TASK STATEMENT ▸ Quote all entries in full, exactly.

DATA RECORDS ▸

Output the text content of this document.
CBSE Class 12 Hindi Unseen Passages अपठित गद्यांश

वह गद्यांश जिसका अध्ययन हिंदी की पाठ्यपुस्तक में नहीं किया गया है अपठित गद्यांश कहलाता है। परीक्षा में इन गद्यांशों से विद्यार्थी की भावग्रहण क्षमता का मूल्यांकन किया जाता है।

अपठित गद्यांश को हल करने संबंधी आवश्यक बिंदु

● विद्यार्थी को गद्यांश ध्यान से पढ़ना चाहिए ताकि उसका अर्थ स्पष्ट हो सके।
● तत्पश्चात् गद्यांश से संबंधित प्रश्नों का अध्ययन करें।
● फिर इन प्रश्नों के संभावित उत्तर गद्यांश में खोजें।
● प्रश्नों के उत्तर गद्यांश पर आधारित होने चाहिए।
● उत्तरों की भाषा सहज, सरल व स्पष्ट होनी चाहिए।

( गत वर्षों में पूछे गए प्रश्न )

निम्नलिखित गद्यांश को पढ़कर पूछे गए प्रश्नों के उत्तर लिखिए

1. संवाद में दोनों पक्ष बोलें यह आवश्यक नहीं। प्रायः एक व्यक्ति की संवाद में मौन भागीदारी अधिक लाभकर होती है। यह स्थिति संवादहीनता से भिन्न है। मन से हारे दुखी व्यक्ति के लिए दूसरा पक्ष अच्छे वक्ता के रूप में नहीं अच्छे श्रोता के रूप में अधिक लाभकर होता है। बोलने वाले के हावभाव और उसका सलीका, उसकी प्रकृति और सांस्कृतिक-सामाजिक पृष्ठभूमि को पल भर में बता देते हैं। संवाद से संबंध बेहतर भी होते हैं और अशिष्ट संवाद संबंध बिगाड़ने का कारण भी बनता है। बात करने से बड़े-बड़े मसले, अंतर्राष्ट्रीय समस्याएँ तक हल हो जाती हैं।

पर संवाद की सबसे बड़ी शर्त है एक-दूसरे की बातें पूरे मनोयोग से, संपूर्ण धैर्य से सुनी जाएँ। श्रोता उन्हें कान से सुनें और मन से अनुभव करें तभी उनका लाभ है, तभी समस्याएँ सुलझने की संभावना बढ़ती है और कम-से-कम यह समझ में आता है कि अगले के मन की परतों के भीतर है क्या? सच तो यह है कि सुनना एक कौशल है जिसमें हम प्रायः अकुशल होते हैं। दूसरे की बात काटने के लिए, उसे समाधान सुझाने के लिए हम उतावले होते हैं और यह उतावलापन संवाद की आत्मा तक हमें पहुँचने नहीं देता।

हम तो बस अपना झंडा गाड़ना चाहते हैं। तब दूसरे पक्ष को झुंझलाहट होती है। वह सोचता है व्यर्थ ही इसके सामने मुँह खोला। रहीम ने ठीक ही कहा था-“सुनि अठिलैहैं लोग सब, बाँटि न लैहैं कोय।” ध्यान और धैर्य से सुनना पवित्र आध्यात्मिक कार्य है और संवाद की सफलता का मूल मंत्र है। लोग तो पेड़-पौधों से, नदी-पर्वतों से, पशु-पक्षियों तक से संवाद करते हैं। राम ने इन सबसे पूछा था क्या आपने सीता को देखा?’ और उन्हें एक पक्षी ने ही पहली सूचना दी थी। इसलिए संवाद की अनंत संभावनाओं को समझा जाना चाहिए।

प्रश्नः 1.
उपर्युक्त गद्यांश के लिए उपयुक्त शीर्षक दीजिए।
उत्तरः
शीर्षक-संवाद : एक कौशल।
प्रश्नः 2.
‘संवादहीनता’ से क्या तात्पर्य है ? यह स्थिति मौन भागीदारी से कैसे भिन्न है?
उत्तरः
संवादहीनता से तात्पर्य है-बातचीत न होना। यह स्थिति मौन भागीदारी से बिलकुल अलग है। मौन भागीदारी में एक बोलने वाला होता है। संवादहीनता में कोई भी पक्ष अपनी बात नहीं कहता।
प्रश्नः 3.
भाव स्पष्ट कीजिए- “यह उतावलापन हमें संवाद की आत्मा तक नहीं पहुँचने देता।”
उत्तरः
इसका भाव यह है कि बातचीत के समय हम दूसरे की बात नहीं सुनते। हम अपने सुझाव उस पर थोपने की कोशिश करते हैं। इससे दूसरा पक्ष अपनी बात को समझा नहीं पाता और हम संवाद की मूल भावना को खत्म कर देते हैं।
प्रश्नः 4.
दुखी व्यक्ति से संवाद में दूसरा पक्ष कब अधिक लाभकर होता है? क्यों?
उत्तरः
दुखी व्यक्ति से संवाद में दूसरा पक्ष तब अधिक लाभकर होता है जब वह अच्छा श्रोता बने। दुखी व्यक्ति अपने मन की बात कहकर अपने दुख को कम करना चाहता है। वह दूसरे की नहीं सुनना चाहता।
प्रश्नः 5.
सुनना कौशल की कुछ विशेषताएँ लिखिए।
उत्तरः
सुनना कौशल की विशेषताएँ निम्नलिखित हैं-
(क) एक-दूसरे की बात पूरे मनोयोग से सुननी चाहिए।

CORRECT RESULT ▸
Output the text content of this document.
CBSE Class 12 Hindi Unseen Passages अपठित गद्यांश

वह गद्यांश जिसका अध्ययन हिंदी की पाठ्यपुस्तक में नहीं किया गया है अपठित गद्यांश कहलाता है। परीक्षा में इन गद्यांशों से विद्यार्थी की भावग्रहण क्षमता का मूल्यांकन किया जाता है।

अपठित गद्यांश को हल करने संबंधी आवश्यक बिंदु

● विद्यार्थी को गद्यांश ध्यान से पढ़ना चाहिए ताकि उसका अर्थ स्पष्ट हो सके।
● तत्पश्चात् गद्यांश से संबंधित प्रश्नों का अध्ययन करें।
● फिर इन प्रश्नों के संभावित उत्तर गद्यांश में खोजें।
● प्रश्नों के उत्तर गद्यांश पर आधारित होने चाहिए।
● उत्तरों की भाषा सहज, सरल व स्पष्ट होनी चाहिए।

( गत वर्षों में पूछे गए प्रश्न )

निम्नलिखित गद्यांश को पढ़कर पूछे गए प्रश्नों के उत्तर लिखिए

1. संवाद में दोनों पक्ष बोलें यह आवश्यक नहीं। प्रायः एक व्यक्ति की संवाद में मौन भागीदारी अधिक लाभकर होती है। यह स्थिति संवादहीनता से भिन्न है। मन से हारे दुखी व्यक्ति के लिए दूसरा पक्ष अच्छे वक्ता के रूप में नहीं अच्छे श्रोता के रूप में अधिक लाभकर होता है। बोलने वाले के हावभाव और उसका सलीका, उसकी प्रकृति और सांस्कृतिक-सामाजिक पृष्ठभूमि को पल भर में बता देते हैं। संवाद से संबंध बेहतर भी होते हैं और अशिष्ट संवाद संबंध बिगाड़ने का कारण भी बनता है। बात करने से बड़े-बड़े मसले, अंतर्राष्ट्रीय समस्याएँ तक हल हो जाती हैं।

पर संवाद की सबसे बड़ी शर्त है एक-दूसरे की बातें पूरे मनोयोग से, संपूर्ण धैर्य से सुनी जाएँ। श्रोता उन्हें कान से सुनें और मन से अनुभव करें तभी उनका लाभ है, तभी समस्याएँ सुलझने की संभावना बढ़ती है और कम-से-कम यह समझ में आता है कि अगले के मन की परतों के भीतर है क्या? सच तो यह है कि सुनना एक कौशल है जिसमें हम प्रायः अकुशल होते हैं। दूसरे की बात काटने के लिए, उसे समाधान सुझाने के लिए हम उतावले होते हैं और यह उतावलापन संवाद की आत्मा तक हमें पहुँचने नहीं देता।

हम तो बस अपना झंडा गाड़ना चाहते हैं। तब दूसरे पक्ष को झुंझलाहट होती है। वह सोचता है व्यर्थ ही इसके सामने मुँह खोला। रहीम ने ठीक ही कहा था-“सुनि अठिलैहैं लोग सब, बाँटि न लैहैं कोय।” ध्यान और धैर्य से सुनना पवित्र आध्यात्मिक कार्य है और संवाद की सफलता का मूल मंत्र है। लोग तो पेड़-पौधों से, नदी-पर्वतों से, पशु-पक्षियों तक से संवाद करते हैं। राम ने इन सबसे पूछा था क्या आपने सीता को देखा?’ और उन्हें एक पक्षी ने ही पहली सूचना दी थी। इसलिए संवाद की अनंत संभावनाओं को समझा जाना चाहिए।

प्रश्नः 1.
उपर्युक्त गद्यांश के लिए उपयुक्त शीर्षक दीजिए।
उत्तरः
शीर्षक-संवाद : एक कौशल।
प्रश्नः 2.
‘संवादहीनता’ से क्या तात्पर्य है ? यह स्थिति मौन भागीदारी से कैसे भिन्न है?
उत्तरः
संवादहीनता से तात्पर्य है-बातचीत न होना। यह स्थिति मौन भागीदारी से बिलकुल अलग है। मौन भागीदारी में एक बोलने वाला होता है। संवादहीनता में कोई भी पक्ष अपनी बात नहीं कहता।
प्रश्नः 3.
भाव स्पष्ट कीजिए- “यह उतावलापन हमें संवाद की आत्मा तक नहीं पहुँचने देता।”
उत्तरः
इसका भाव यह है कि बातचीत के समय हम दूसरे की बात नहीं सुनते। हम अपने सुझाव उस पर थोपने की कोशिश करते हैं। इससे दूसरा पक्ष अपनी बात को समझा नहीं पाता और हम संवाद की मूल भावना को खत्म कर देते हैं।
प्रश्नः 4.
दुखी व्यक्ति से संवाद में दूसरा पक्ष कब अधिक लाभकर होता है? क्यों?
उत्तरः
दुखी व्यक्ति से संवाद में दूसरा पक्ष तब अधिक लाभकर होता है जब वह अच्छा श्रोता बने। दुखी व्यक्ति अपने मन की बात कहकर अपने दुख को कम करना चाहता है। वह दूसरे की नहीं सुनना चाहता।
प्रश्नः 5.
सुनना कौशल की कुछ विशेषताएँ लिखिए।
उत्तरः
सुनना कौशल की विशेषताएँ निम्नलिखित हैं-
(क) एक-दूसरे की बात पूरे मनोयोग से सुननी चाहिए।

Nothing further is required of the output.